- **SUPPLIED TEXT**
# e46 m3 engine bay



## youdsym3 (Aug 4, 2009)

Hi all,

recently noticed that the metal parts of my enigne bay have become rusty, probably due to me not fully drying the engine bay after i have cleaned it. any suggestions on whether or not ill be able to polish the surface rust off using a metal cleaner like Britemax? My only concern is the location of the metal parts (soz for the lack of techincal terms) and being within such a confined space.














































Also is 303 the best product to dress the engine bay? i read that the durability isnt all that great.

thanks in advance


----------



## horico (Jul 17, 2010)

Can't help with the metal care but I use 303 on my engine bay and it comes up a treat. I find that it gets dusty and needs a wipe and a potential re-dress before I notice the 303 not lasting... Here's a pic of mine after dressing with 303 (general clean done by megs APC and degreaser..


















Matt


----------



## youdsym3 (Aug 4, 2009)

looks very nice indeed. Ive been meaning to buy some 303 for awhile. It seems a little expensive but if its a good product then i dont mind spending the money on it. Your car looks very nice indeed matt, you got any other pics to show off  

once i polish up the metal parts then ill be giving the engine another clean and will dress it using 303.


----------



## DMH-01 (Mar 29, 2011)

I use the Britemax twins on the metal parts mate.

Durability of 303 isn't great? I've seen 6 months out of one application easy.

E46 engine bay...










http://www.detailingworld.co.uk/forum/showthread.php?t=217823


----------



## youdsym3 (Aug 4, 2009)

i read that 303 wasnt great for durability, glad that you've put that one straight. Britemax twins on the metal will remove the surface rust? looks quite bad at the mo so wanting to sort it out this weekend if poss.

your engine bay looks great too, shall be ordering some 303 along with the metal cleaner. can u use the Britemax by hand too?


----------



## DMH-01 (Mar 29, 2011)

youdsym3 said:


> i read that 303 wasnt great for durability, glad that you've put that one straight. Britemax twins on the metal will remove the surface rust? looks quite bad at the mo so wanting to sort it out this weekend if poss.
> 
> your engine bay looks great too, shall be ordering some 303 along with the metal cleaner. can u use the Britemax by hand too?


Some people don't follow the instructions properly and buff off, just spray it on and leave.

Britemax twins can remove surface rust and you use it by hand :thumb:


----------



## horico (Jul 17, 2010)

Any excuse......










































Money shot courtesy of clean detail....









Hope you enjoyed the hijack!!

Cheers

Matt


----------

- **SUPPLIED DATA**
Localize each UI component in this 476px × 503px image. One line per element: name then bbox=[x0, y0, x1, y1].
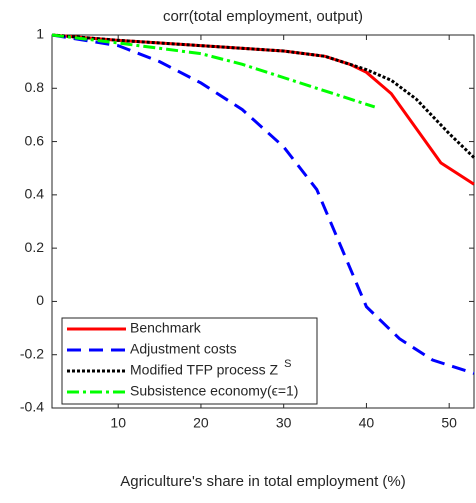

- **TASK TO CARRY OUT**
In the forum thread about the E46 M3 engine bay, substitute "metal fittings" for "metal parts" and give the passage from "once i polish" up to and including "one application easy.". The material is separate from the forum thread above.

- **THE SOLUTION**
once i polish up the metal fittings then ill be giving the engine another clean and will dress it using 303.


----------



## DMH-01 (Mar 29, 2011)

I use the Britemax twins on the metal fittings mate.

Durability of 303 isn't great? I've seen 6 months out of one application easy.